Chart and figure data

::::::

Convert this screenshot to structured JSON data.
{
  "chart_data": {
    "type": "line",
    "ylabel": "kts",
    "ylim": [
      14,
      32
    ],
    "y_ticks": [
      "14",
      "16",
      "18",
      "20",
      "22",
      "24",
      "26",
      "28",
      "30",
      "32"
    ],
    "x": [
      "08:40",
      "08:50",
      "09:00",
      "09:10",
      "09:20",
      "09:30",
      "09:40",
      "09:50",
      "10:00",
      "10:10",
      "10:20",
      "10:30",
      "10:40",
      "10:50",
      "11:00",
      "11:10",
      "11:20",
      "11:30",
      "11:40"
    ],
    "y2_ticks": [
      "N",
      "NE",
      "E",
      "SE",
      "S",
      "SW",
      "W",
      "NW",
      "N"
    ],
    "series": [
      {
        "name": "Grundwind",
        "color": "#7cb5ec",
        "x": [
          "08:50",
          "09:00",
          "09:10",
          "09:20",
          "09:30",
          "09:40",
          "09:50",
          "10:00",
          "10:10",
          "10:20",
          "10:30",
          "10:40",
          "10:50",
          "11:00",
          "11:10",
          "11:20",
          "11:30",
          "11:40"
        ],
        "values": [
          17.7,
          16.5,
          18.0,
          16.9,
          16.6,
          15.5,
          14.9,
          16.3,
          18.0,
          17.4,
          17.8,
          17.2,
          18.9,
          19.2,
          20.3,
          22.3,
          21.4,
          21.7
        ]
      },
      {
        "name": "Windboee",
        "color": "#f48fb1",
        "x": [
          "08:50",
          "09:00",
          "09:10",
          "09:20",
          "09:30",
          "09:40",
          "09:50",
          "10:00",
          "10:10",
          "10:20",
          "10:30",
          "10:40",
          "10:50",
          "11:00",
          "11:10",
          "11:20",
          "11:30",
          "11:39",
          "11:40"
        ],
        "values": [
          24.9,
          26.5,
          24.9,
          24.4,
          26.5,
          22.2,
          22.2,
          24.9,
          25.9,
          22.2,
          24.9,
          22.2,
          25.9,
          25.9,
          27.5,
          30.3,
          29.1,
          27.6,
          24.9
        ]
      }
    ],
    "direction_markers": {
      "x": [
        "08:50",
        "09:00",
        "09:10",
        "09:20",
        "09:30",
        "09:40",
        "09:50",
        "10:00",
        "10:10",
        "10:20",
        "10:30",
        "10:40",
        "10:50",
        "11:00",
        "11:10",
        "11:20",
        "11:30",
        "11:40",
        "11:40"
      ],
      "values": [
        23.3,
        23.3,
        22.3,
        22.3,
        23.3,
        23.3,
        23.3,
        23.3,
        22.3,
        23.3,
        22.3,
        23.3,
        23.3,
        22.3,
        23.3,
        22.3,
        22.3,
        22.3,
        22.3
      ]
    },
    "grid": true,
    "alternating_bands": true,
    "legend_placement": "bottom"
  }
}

::::::

Take the entries above and transcribe them in full.

Convert this screenshot to structured JSON data.
{
  "chart_data": {
    "type": "line",
    "ylabel": "kts",
    "ylim": [
      14,
      32
    ],
    "y_ticks": [
      "14",
      "16",
      "18",
      "20",
      "22",
      "24",
      "26",
      "28",
      "30",
      "32"
    ],
    "x": [
      "08:40",
      "08:50",
      "09:00",
      "09:10",
      "09:20",
      "09:30",
      "09:40",
      "09:50",
      "10:00",
      "10:10",
      "10:20",
      "10:30",
      "10:40",
      "10:50",
      "11:00",
      "11:10",
      "11:20",
      "11:30",
      "11:40"
    ],
    "y2_ticks": [
      "N",
      "NE",
      "E",
      "SE",
      "S",
      "SW",
      "W",
      "NW",
      "N"
    ],
    "series": [
      {
        "name": "Grundwind",
        "color": "#7cb5ec",
        "x": [
          "08:50",
          "09:00",
          "09:10",
          "09:20",
          "09:30",
          "09:40",
          "09:50",
          "10:00",
          "10:10",
          "10:20",
          "10:30",
          "10:40",
          "10:50",
          "11:00",
          "11:10",
          "11:20",
          "11:30",
          "11:40"
        ],
        "values": [
          17.7,
          16.5,
          18.0,
          16.9,
          16.6,
          15.5,
          14.9,
          16.3,
          18.0,
          17.4,
          17.8,
          17.2,
          18.9,
          19.2,
          20.3,
          22.3,
          21.4,
          21.7
        ]
      },
      {
        "name": "Windboee",
        "color": "#f48fb1",
        "x": [
          "08:50",
          "09:00",
          "09:10",
          "09:20",
          "09:30",
          "09:40",
          "09:50",
          "10:00",
          "10:10",
          "10:20",
          "10:30",
          "10:40",
          "10:50",
          "11:00",
          "11:10",
          "11:20",
          "11:30",
          "11:39",
          "11:40"
        ],
        "values": [
          24.9,
          26.5,
          24.9,
          24.4,
          26.5,
          22.2,
          22.2,
          24.9,
          25.9,
          22.2,
          24.9,
          22.2,
          25.9,
          25.9,
          27.5,
          30.3,
          29.1,
          27.6,
          24.9
        ]
      }
    ],
    "direction_markers": {
      "x": [
        "08:50",
        "09:00",
        "09:10",
        "09:20",
        "09:30",
        "09:40",
        "09:50",
        "10:00",
        "10:10",
        "10:20",
        "10:30",
        "10:40",
        "10:50",
        "11:00",
        "11:10",
        "11:20",
        "11:30",
        "11:40",
        "11:40"
      ],
      "values": [
        23.3,
        23.3,
        22.3,
        22.3,
        23.3,
        23.3,
        23.3,
        23.3,
        22.3,
        23.3,
        22.3,
        23.3,
        23.3,
        22.3,
        23.3,
        22.3,
        22.3,
        22.3,
        22.3
      ]
    },
    "grid": true,
    "alternating_bands": true,
    "legend_placement": "bottom"
  }
}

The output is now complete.